## Your instructions
Take every line from the material that has the word "châu" in it.

<<<<

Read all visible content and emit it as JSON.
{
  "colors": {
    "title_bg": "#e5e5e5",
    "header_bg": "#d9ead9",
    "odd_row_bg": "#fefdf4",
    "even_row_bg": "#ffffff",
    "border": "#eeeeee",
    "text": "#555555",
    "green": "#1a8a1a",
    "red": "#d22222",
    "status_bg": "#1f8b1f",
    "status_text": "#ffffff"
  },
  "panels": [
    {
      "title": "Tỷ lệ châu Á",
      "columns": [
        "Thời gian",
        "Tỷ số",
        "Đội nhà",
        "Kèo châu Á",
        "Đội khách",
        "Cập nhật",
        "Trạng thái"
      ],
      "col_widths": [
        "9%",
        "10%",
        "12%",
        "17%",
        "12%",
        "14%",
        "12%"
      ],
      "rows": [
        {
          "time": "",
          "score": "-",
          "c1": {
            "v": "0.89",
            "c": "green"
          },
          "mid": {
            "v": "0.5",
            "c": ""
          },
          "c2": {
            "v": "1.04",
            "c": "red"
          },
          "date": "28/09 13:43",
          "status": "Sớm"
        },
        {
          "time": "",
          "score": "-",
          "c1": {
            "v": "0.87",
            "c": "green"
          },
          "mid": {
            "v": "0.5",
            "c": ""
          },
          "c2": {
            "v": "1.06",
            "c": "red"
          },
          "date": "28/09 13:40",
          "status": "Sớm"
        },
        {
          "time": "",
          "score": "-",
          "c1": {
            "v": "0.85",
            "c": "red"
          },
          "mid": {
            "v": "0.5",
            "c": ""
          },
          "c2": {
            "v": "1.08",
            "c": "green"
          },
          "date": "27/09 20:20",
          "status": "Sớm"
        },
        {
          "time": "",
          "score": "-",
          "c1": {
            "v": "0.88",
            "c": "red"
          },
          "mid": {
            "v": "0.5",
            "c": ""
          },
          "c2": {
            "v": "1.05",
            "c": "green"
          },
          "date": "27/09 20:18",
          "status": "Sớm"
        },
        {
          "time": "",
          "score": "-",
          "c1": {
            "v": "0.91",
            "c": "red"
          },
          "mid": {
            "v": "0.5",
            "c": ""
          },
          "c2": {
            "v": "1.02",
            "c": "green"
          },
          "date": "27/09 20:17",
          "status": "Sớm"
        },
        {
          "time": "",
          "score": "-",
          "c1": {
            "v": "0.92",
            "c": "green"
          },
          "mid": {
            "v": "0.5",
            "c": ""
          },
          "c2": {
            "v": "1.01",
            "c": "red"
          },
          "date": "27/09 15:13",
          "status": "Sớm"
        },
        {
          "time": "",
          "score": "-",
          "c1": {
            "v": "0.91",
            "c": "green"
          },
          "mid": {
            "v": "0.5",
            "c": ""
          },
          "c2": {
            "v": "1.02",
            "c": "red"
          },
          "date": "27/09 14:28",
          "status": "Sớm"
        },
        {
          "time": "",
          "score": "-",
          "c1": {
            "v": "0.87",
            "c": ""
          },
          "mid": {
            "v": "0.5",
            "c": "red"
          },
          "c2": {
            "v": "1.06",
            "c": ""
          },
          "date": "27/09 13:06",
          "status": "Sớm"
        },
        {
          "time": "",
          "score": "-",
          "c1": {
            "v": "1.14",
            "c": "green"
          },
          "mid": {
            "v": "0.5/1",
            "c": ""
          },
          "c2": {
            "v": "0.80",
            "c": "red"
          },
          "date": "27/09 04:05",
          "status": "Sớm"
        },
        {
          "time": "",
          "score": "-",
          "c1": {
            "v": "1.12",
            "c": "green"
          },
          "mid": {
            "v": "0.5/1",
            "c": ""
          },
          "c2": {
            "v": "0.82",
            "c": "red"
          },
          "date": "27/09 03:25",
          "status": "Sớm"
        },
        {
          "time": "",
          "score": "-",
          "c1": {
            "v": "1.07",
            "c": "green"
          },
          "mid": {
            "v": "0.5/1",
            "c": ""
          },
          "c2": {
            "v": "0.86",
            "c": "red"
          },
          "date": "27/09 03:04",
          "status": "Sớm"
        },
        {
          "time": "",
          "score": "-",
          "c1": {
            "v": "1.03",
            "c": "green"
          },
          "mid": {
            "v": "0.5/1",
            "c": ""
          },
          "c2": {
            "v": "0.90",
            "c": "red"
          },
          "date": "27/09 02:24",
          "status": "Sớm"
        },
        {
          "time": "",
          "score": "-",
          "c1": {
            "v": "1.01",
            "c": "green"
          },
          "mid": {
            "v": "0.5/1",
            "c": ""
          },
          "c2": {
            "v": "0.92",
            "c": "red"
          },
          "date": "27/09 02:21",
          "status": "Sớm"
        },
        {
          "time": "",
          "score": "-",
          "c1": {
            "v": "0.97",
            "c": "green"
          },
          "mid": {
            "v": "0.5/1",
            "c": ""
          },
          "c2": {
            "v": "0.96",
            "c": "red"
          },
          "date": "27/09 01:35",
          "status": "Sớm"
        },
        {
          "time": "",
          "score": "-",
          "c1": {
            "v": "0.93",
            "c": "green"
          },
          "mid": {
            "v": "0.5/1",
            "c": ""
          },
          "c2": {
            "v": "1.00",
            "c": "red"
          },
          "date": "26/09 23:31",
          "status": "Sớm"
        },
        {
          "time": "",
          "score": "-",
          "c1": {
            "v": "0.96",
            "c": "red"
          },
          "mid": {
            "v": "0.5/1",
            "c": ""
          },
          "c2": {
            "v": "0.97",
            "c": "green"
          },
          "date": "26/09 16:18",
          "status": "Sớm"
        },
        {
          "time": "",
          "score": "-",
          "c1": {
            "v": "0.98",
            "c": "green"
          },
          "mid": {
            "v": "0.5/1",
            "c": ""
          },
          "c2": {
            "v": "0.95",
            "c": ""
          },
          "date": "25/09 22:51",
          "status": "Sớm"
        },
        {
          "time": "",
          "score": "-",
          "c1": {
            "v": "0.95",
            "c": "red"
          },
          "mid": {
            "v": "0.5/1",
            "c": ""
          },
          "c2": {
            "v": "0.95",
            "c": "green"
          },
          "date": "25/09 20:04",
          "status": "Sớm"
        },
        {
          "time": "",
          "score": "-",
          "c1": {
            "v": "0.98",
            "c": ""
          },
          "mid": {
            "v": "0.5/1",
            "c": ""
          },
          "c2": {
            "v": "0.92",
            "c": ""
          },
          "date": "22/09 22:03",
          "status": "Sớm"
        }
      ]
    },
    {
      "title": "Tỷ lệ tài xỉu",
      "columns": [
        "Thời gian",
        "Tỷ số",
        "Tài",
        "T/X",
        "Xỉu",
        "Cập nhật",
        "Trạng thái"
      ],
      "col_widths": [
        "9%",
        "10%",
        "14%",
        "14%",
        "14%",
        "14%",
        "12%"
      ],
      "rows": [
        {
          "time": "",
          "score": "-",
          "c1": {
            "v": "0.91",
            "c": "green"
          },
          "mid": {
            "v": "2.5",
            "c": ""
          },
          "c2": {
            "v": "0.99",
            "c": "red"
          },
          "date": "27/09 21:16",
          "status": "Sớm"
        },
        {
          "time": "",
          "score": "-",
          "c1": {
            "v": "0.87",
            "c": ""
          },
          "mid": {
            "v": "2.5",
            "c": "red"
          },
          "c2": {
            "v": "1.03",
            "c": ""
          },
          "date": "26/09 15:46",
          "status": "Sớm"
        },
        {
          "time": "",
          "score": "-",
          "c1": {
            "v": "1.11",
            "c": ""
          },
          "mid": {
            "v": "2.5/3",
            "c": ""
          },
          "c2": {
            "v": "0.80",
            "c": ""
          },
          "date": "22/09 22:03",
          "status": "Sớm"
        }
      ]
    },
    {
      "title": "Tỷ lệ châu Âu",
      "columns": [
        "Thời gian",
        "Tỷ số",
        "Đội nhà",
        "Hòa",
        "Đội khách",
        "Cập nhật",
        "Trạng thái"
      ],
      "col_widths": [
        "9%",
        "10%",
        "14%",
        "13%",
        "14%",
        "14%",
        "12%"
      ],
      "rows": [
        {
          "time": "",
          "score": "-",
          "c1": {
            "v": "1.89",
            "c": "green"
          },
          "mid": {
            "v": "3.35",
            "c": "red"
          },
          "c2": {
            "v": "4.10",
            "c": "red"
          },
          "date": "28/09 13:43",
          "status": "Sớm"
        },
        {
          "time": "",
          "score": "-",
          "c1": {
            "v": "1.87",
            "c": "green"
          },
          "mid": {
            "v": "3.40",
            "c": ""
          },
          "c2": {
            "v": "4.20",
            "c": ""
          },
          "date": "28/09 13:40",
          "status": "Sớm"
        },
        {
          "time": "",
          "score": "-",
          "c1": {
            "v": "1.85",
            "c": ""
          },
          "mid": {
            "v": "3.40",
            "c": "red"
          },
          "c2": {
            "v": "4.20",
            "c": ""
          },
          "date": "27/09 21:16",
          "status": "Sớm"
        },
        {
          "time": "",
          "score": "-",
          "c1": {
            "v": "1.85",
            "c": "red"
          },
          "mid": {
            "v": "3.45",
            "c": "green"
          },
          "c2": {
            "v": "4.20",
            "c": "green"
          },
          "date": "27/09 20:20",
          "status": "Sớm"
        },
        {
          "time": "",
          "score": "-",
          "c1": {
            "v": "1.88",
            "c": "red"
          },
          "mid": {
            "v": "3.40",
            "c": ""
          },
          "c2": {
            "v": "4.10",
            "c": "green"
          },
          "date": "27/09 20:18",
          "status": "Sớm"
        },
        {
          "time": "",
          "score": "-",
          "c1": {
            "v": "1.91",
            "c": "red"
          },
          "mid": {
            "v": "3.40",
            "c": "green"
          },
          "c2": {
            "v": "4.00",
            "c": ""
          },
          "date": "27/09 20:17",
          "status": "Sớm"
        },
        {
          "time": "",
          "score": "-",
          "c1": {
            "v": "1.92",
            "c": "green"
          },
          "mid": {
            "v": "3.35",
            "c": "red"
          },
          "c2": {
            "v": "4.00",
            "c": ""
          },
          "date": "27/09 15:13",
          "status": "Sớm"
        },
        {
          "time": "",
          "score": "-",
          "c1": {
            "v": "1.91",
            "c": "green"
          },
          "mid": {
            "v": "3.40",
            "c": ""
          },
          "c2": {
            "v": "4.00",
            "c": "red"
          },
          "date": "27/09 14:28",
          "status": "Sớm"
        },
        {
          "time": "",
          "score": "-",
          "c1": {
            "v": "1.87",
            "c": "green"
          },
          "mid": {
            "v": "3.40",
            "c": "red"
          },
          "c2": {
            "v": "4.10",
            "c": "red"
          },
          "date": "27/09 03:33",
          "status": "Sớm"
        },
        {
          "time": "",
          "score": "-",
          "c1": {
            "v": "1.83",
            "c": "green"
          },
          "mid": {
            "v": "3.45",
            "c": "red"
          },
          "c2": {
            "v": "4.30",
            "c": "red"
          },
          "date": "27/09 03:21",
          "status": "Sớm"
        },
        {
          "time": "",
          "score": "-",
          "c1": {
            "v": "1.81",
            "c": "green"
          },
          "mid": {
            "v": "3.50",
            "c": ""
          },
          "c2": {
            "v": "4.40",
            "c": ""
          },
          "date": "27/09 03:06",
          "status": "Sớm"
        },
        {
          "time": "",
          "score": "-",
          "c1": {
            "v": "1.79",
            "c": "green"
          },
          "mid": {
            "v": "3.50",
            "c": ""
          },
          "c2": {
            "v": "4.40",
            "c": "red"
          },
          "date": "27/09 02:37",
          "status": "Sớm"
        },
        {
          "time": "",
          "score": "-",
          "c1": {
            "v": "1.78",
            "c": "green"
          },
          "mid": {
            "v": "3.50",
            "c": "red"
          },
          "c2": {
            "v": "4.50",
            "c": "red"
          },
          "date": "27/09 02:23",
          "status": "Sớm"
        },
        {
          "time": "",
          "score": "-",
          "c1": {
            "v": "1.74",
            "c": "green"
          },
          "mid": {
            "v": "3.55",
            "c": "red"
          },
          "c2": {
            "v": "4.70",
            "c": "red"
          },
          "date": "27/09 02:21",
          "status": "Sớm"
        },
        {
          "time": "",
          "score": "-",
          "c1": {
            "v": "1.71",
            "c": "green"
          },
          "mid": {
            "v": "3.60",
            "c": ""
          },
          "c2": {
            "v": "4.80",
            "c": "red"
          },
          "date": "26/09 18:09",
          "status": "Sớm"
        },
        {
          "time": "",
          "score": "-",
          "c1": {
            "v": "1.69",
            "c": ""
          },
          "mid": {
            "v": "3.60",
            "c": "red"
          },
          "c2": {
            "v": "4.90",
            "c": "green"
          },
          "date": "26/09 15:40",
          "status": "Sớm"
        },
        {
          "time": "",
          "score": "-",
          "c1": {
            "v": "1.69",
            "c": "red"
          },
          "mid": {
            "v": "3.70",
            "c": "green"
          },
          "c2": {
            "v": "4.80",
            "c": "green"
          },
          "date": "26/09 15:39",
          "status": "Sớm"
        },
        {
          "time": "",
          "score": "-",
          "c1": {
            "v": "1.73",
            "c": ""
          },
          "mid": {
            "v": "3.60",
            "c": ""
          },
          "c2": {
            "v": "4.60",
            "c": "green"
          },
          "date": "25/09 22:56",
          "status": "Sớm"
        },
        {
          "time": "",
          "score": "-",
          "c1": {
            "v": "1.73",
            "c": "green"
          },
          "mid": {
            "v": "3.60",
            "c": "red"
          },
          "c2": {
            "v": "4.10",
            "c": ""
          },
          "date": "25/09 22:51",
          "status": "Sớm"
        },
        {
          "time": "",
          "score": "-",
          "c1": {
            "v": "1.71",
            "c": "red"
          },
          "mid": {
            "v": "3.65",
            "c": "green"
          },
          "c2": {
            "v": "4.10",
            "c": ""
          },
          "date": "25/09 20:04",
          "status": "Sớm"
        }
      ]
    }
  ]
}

>>>>

## Final answer
      "title": "Tỷ lệ châu Á",
        "Kèo châu Á",
      "title": "Tỷ lệ châu Âu",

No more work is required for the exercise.